------ GIVEN INFORMATION ------

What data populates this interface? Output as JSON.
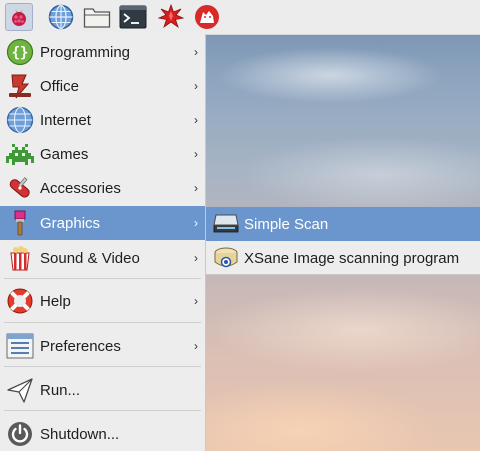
{
  "panel": {
    "launchers": [
      {
        "name": "raspberry-menu-icon"
      },
      {
        "name": "web-browser-icon"
      },
      {
        "name": "file-manager-icon"
      },
      {
        "name": "terminal-icon"
      },
      {
        "name": "mathematica-icon"
      },
      {
        "name": "wolfram-icon"
      }
    ]
  },
  "main_menu": {
    "items": [
      {
        "label": "Programming",
        "icon": "programming-icon",
        "has_submenu": true
      },
      {
        "label": "Office",
        "icon": "office-icon",
        "has_submenu": true
      },
      {
        "label": "Internet",
        "icon": "internet-icon",
        "has_submenu": true
      },
      {
        "label": "Games",
        "icon": "games-icon",
        "has_submenu": true
      },
      {
        "label": "Accessories",
        "icon": "accessories-icon",
        "has_submenu": true
      },
      {
        "label": "Graphics",
        "icon": "graphics-icon",
        "has_submenu": true,
        "highlighted": true
      },
      {
        "label": "Sound & Video",
        "icon": "sound-video-icon",
        "has_submenu": true
      },
      {
        "label": "Help",
        "icon": "help-icon",
        "has_submenu": true
      },
      {
        "label": "Preferences",
        "icon": "preferences-icon",
        "has_submenu": true
      },
      {
        "label": "Run...",
        "icon": "run-icon",
        "has_submenu": false
      },
      {
        "label": "Shutdown...",
        "icon": "shutdown-icon",
        "has_submenu": false
      }
    ],
    "arrow": "›"
  },
  "submenu": {
    "items": [
      {
        "label": "Simple Scan",
        "icon": "scanner-icon",
        "highlighted": true
      },
      {
        "label": "XSane Image scanning program",
        "icon": "xsane-icon"
      }
    ]
  },
  "colors": {
    "highlight": "#6a96cd",
    "menu_bg": "#ededed",
    "panel_bg": "#ececec"
  }
}
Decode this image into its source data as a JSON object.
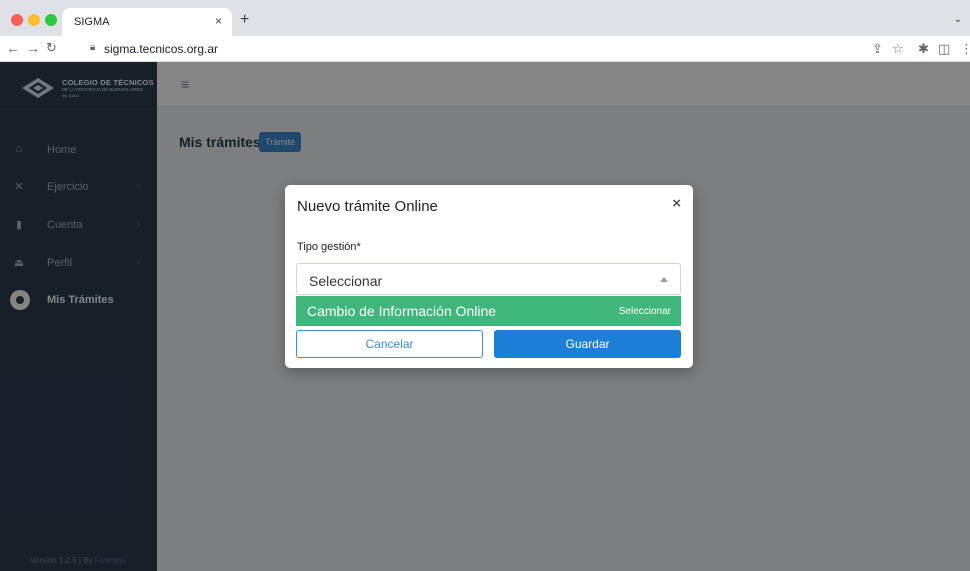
{
  "browser": {
    "tab_title": "SIGMA",
    "tab_close": "×",
    "new_tab": "+",
    "url": "sigma.tecnicos.org.ar"
  },
  "logo": {
    "title": "COLEGIO DE TÉCNICOS",
    "subtitle": "DE LA PROVINCIA DE BUENOS AIRES",
    "law": "ley 10411"
  },
  "sidebar": {
    "items": [
      {
        "label": "Home",
        "icon": "home-icon"
      },
      {
        "label": "Ejercicio",
        "icon": "tools-icon",
        "chevron": "›"
      },
      {
        "label": "Cuenta",
        "icon": "document-icon",
        "chevron": "›"
      },
      {
        "label": "Perfil",
        "icon": "user-icon",
        "chevron": "›"
      },
      {
        "label": "Mis Trámites",
        "icon": "circle-icon",
        "active": true
      }
    ],
    "version": "Versión 1.2.5 | By",
    "version_link": "Fiverage"
  },
  "main": {
    "title": "Mis trámites",
    "tramite_button": "Trámite"
  },
  "modal": {
    "title": "Nuevo trámite Online",
    "close": "×",
    "field_label": "Tipo gestión*",
    "select_value": "Seleccionar",
    "option_label": "Cambio de Información Online",
    "option_hint": "Seleccionar",
    "cancel_label": "Cancelar",
    "save_label": "Guardar"
  },
  "colors": {
    "sidebar_bg": "#2c3e50",
    "primary": "#1b7fd6",
    "option_bg": "#3fb67a"
  }
}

------

Excluding the pictures, reproduce every entry exactly as given.

What data populates this interface? Output as JSON.
{
  "panel": {
    "launchers": [
      {
        "name": "raspberry-menu-icon"
      },
      {
        "name": "web-browser-icon"
      },
      {
        "name": "file-manager-icon"
      },
      {
        "name": "terminal-icon"
      },
      {
        "name": "mathematica-icon"
      },
      {
        "name": "wolfram-icon"
      }
    ]
  },
  "main_menu": {
    "items": [
      {
        "label": "Programming",
        "icon": "programming-icon",
        "has_submenu": true
      },
      {
        "label": "Office",
        "icon": "office-icon",
        "has_submenu": true
      },
      {
        "label": "Internet",
        "icon": "internet-icon",
        "has_submenu": true
      },
      {
        "label": "Games",
        "icon": "games-icon",
        "has_submenu": true
      },
      {
        "label": "Accessories",
        "icon": "accessories-icon",
        "has_submenu": true
      },
      {
        "label": "Graphics",
        "icon": "graphics-icon",
        "has_submenu": true,
        "highlighted": true
      },
      {
        "label": "Sound & Video",
        "icon": "sound-video-icon",
        "has_submenu": true
      },
      {
        "label": "Help",
        "icon": "help-icon",
        "has_submenu": true
      },
      {
        "label": "Preferences",
        "icon": "preferences-icon",
        "has_submenu": true
      },
      {
        "label": "Run...",
        "icon": "run-icon",
        "has_submenu": false
      },
      {
        "label": "Shutdown...",
        "icon": "shutdown-icon",
        "has_submenu": false
      }
    ],
    "arrow": "›"
  },
  "submenu": {
    "items": [
      {
        "label": "Simple Scan",
        "icon": "scanner-icon",
        "highlighted": true
      },
      {
        "label": "XSane Image scanning program",
        "icon": "xsane-icon"
      }
    ]
  },
  "colors": {
    "highlight": "#6a96cd",
    "menu_bg": "#ededed",
    "panel_bg": "#ececec"
  }
}
Decode this image into its source data as a JSON object.
{
  "browser": {
    "tab_title": "SIGMA",
    "tab_close": "×",
    "new_tab": "+",
    "url": "sigma.tecnicos.org.ar"
  },
  "logo": {
    "title": "COLEGIO DE TÉCNICOS",
    "subtitle": "DE LA PROVINCIA DE BUENOS AIRES",
    "law": "ley 10411"
  },
  "sidebar": {
    "items": [
      {
        "label": "Home",
        "icon": "home-icon"
      },
      {
        "label": "Ejercicio",
        "icon": "tools-icon",
        "chevron": "›"
      },
      {
        "label": "Cuenta",
        "icon": "document-icon",
        "chevron": "›"
      },
      {
        "label": "Perfil",
        "icon": "user-icon",
        "chevron": "›"
      },
      {
        "label": "Mis Trámites",
        "icon": "circle-icon",
        "active": true
      }
    ],
    "version": "Versión 1.2.5 | By",
    "version_link": "Fiverage"
  },
  "main": {
    "title": "Mis trámites",
    "tramite_button": "Trámite"
  },
  "modal": {
    "title": "Nuevo trámite Online",
    "close": "×",
    "field_label": "Tipo gestión*",
    "select_value": "Seleccionar",
    "option_label": "Cambio de Información Online",
    "option_hint": "Seleccionar",
    "cancel_label": "Cancelar",
    "save_label": "Guardar"
  },
  "colors": {
    "sidebar_bg": "#2c3e50",
    "primary": "#1b7fd6",
    "option_bg": "#3fb67a"
  }
}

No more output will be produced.